> _DIRECTION_
Copy out each line of the material in which the word "Viết" appears.

START SUPPLIED INFORMATION

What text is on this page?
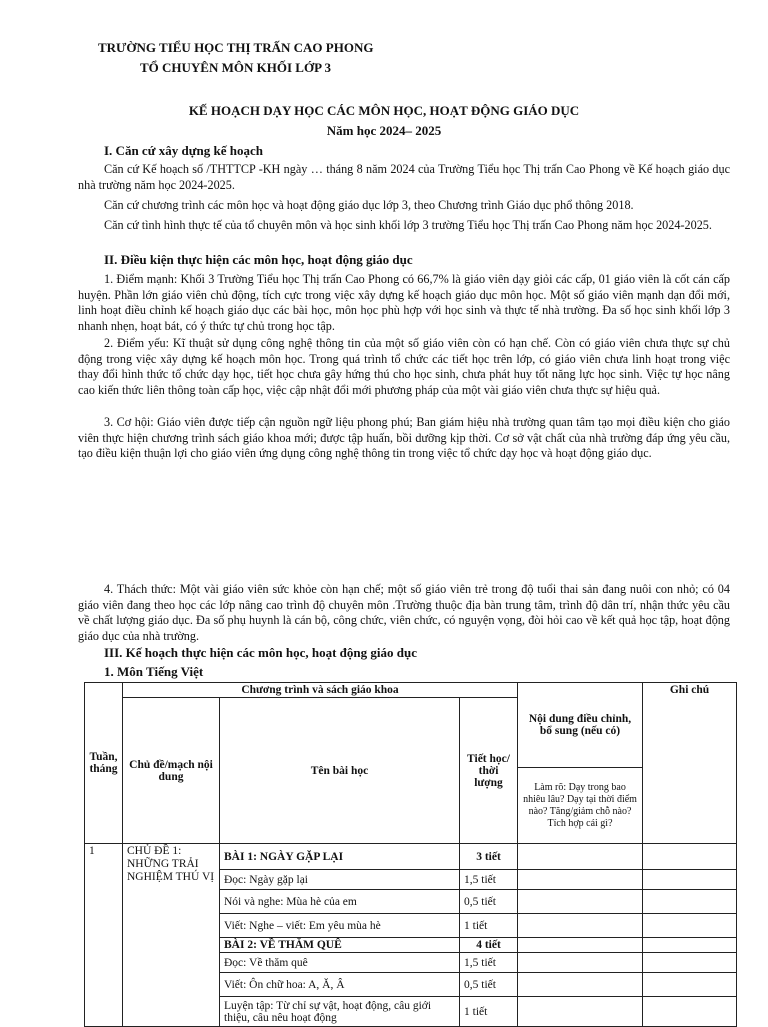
TRƯỜNG TIỂU HỌC THỊ TRẤN CAO PHONG
TỔ CHUYÊN MÔN KHỐI LỚP 3
KẾ HOẠCH DẠY HỌC CÁC MÔN HỌC, HOẠT ĐỘNG GIÁO DỤC
Năm học 2024– 2025
I. Căn cứ xây dựng kế hoạch

Căn cứ Kế hoạch số /THTTCP -KH ngày … tháng 8 năm 2024 của Trường Tiểu học Thị trấn Cao Phong về Kế hoạch giáo dục nhà trường năm học 2024-2025.

Căn cứ chương trình các môn học và hoạt động giáo dục lớp 3, theo Chương trình Giáo dục phổ thông 2018.

Căn cứ tình hình thực tế của tổ chuyên môn và học sinh khối lớp 3 trường Tiểu học Thị trấn Cao Phong năm học 2024-2025.

II. Điều kiện thực hiện các môn học, hoạt động giáo dục

1. Điểm mạnh: Khối 3 Trường Tiểu học Thị trấn Cao Phong có 66,7% là giáo viên dạy giỏi các cấp, 01 giáo viên là cốt cán cấp huyện. Phần lớn giáo viên chủ động, tích cực trong việc xây dựng kế hoạch giáo dục môn học. Một số giáo viên mạnh dạn đổi mới, linh hoạt điều chỉnh kế hoạch giáo dục các bài học, môn học phù hợp với học sinh và thực tế nhà trường. Đa số học sinh khối lớp 3 nhanh nhẹn, hoạt bát, có ý thức tự chủ trong học tập.

2. Điểm yếu: Kĩ thuật sử dụng công nghệ thông tin của một số giáo viên còn có hạn chế. Còn có giáo viên chưa thực sự chủ động trong việc xây dựng kế hoạch môn học. Trong quá trình tổ chức các tiết học trên lớp, có giáo viên chưa linh hoạt trong việc thay đổi hình thức tổ chức dạy học, tiết học chưa gây hứng thú cho học sinh, chưa phát huy tốt năng lực học sinh. Việc tự học nâng cao kiến thức liên thông toàn cấp học, việc cập nhật đổi mới phương pháp của một vài giáo viên chưa thực sự hiệu quả.

3. Cơ hội: Giáo viên được tiếp cận nguồn ngữ liệu phong phú; Ban giám hiệu nhà trường quan tâm tạo mọi điều kiện cho giáo viên thực hiện chương trình sách giáo khoa mới; được tập huấn, bồi dưỡng kịp thời. Cơ sở vật chất của nhà trường đáp ứng yêu cầu, tạo điều kiện thuận lợi cho giáo viên ứng dụng công nghệ thông tin trong việc tổ chức dạy học và hoạt động giáo dục.

4. Thách thức: Một vài giáo viên sức khỏe còn hạn chế; một số giáo viên trẻ trong độ tuổi thai sản đang nuôi con nhỏ; có 04 giáo viên đang theo học các lớp nâng cao trình độ chuyên môn .Trường thuộc địa bàn trung tâm, trình độ dân trí, nhận thức yêu cầu về chất lượng giáo dục. Đa số phụ huynh là cán bộ, công chức, viên chức, có nguyện vọng, đòi hỏi cao về kết quả học tập, hoạt động giáo dục của nhà trường.

III. Kế hoạch thực hiện các môn học, hoạt động giáo dục
1. Môn Tiếng Việt
Tuần, tháng	Chương trình và sách giáo khoa			Nội dung điều chỉnh, bổ sung (nếu có)	Ghi chú
	Chủ đề/mạch nội dung	Tên bài học	Tiết học/ thời lượng		
				Làm rõ: Dạy trong bao nhiêu lâu? Dạy tại thời điểm nào? Tăng/giảm chỗ nào?
Tích hợp cái gì?	
1	CHỦ ĐỀ 1: NHỮNG TRẢI NGHIỆM THÚ VỊ	BÀI 1: NGÀY GẶP LẠI	3 tiết		
		Đọc: Ngày gặp lại	1,5 tiết		
		Nói và nghe: Mùa hè của em	0,5 tiết		
		Viết: Nghe – viết: Em yêu mùa hè	1 tiết		
		BÀI 2: VỀ THĂM QUÊ	4 tiết		
		Đọc: Về thăm quê	1,5 tiết		
		Viết: Ôn chữ hoa: A, Ă, Â	0,5 tiết		
		Luyện tập: Từ chỉ sự vật, hoạt động, câu giới thiệu, câu nêu hoạt động	1 tiết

END SUPPLIED INFORMATION

> _TASK ANSWER_
		Viết: Nghe – viết: Em yêu mùa hè	1 tiết		
		Viết: Ôn chữ hoa: A, Ă, Â	0,5 tiết		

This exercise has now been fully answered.